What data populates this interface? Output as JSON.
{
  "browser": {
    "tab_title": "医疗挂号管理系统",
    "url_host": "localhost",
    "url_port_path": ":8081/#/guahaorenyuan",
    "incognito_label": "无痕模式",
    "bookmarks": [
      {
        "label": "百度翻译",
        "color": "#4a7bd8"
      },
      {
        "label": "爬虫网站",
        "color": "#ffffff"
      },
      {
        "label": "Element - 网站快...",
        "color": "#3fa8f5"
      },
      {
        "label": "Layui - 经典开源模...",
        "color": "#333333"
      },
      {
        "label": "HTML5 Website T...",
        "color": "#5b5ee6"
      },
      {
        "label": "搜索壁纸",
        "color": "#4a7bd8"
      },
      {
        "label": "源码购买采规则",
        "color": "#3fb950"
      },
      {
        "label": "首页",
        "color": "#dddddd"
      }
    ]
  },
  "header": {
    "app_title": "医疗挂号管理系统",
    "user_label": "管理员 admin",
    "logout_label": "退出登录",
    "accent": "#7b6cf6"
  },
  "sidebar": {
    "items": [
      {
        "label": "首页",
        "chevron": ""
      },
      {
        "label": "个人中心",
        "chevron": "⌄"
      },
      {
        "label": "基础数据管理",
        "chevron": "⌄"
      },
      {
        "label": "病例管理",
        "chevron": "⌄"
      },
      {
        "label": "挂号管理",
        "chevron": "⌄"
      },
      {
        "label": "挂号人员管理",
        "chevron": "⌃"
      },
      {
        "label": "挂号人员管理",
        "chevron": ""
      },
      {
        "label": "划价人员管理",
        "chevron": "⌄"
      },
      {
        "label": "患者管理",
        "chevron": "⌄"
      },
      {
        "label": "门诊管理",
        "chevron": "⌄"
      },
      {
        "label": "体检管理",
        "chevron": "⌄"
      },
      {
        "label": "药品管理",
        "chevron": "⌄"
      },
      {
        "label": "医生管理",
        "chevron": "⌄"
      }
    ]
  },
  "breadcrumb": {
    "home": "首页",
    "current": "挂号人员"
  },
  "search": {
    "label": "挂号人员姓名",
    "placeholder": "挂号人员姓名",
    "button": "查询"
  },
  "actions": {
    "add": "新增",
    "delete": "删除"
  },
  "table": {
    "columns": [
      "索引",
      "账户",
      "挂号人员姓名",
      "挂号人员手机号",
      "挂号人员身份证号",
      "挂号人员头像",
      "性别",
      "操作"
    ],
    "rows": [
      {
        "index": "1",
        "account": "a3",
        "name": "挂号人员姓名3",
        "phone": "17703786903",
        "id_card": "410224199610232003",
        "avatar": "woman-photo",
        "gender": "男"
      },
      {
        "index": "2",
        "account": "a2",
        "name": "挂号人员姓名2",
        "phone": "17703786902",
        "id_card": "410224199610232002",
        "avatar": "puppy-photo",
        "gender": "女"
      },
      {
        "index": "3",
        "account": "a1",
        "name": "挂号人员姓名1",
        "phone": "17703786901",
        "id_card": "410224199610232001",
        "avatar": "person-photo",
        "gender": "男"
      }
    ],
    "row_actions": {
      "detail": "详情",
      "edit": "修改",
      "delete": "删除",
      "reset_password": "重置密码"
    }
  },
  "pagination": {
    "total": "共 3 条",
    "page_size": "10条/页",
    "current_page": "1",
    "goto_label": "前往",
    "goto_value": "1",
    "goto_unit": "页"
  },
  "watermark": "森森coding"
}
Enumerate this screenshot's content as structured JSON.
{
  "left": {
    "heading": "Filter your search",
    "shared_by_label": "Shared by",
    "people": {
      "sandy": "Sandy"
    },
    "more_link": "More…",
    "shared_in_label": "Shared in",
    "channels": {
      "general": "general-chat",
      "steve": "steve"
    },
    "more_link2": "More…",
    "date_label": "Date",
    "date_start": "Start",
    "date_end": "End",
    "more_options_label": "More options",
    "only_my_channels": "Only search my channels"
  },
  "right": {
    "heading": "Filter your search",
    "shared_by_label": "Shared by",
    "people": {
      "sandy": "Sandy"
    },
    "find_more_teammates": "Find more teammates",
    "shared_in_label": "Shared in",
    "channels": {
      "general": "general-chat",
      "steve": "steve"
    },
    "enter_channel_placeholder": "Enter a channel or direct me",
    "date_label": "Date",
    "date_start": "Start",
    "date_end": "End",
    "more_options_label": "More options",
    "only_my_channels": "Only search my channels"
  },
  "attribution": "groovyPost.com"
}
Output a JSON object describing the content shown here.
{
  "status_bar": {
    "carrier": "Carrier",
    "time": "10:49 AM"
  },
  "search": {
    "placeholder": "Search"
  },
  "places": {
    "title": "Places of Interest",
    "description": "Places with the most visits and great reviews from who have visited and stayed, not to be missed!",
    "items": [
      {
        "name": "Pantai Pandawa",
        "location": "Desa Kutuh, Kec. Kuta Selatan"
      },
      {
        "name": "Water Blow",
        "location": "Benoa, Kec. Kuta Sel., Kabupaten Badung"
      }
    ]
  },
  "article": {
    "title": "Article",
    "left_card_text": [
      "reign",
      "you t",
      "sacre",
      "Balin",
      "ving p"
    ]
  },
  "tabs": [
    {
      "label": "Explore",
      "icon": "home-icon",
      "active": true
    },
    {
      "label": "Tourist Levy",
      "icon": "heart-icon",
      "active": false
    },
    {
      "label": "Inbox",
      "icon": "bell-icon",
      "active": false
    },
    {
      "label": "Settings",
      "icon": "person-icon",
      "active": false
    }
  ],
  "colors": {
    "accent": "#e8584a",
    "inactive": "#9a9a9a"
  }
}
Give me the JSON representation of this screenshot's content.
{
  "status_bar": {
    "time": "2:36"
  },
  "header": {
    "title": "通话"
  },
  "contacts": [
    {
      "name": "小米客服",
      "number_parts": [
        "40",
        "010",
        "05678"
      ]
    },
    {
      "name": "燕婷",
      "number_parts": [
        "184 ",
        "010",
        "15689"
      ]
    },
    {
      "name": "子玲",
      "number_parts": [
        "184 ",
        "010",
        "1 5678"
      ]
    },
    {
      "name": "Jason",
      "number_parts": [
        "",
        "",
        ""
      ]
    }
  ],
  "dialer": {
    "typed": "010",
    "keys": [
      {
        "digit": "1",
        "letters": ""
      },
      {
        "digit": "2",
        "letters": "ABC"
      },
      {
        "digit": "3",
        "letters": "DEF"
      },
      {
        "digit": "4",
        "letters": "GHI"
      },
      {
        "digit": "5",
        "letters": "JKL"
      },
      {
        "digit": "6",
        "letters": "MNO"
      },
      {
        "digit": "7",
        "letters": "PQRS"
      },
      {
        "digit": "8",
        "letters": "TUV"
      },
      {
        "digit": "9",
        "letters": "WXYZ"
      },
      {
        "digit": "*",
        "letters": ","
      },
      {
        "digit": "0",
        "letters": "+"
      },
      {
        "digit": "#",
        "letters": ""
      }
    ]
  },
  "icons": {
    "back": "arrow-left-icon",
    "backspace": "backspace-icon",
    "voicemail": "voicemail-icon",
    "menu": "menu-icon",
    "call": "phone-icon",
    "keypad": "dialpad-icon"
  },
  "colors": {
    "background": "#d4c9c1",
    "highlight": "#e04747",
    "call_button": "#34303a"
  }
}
────────────────
■ Objective ■
Scan the listing above and copy all lines containing the word "医疗挂号管理系统".

■ Finished exercise ■
    "tab_title": "医疗挂号管理系统",
    "app_title": "医疗挂号管理系统",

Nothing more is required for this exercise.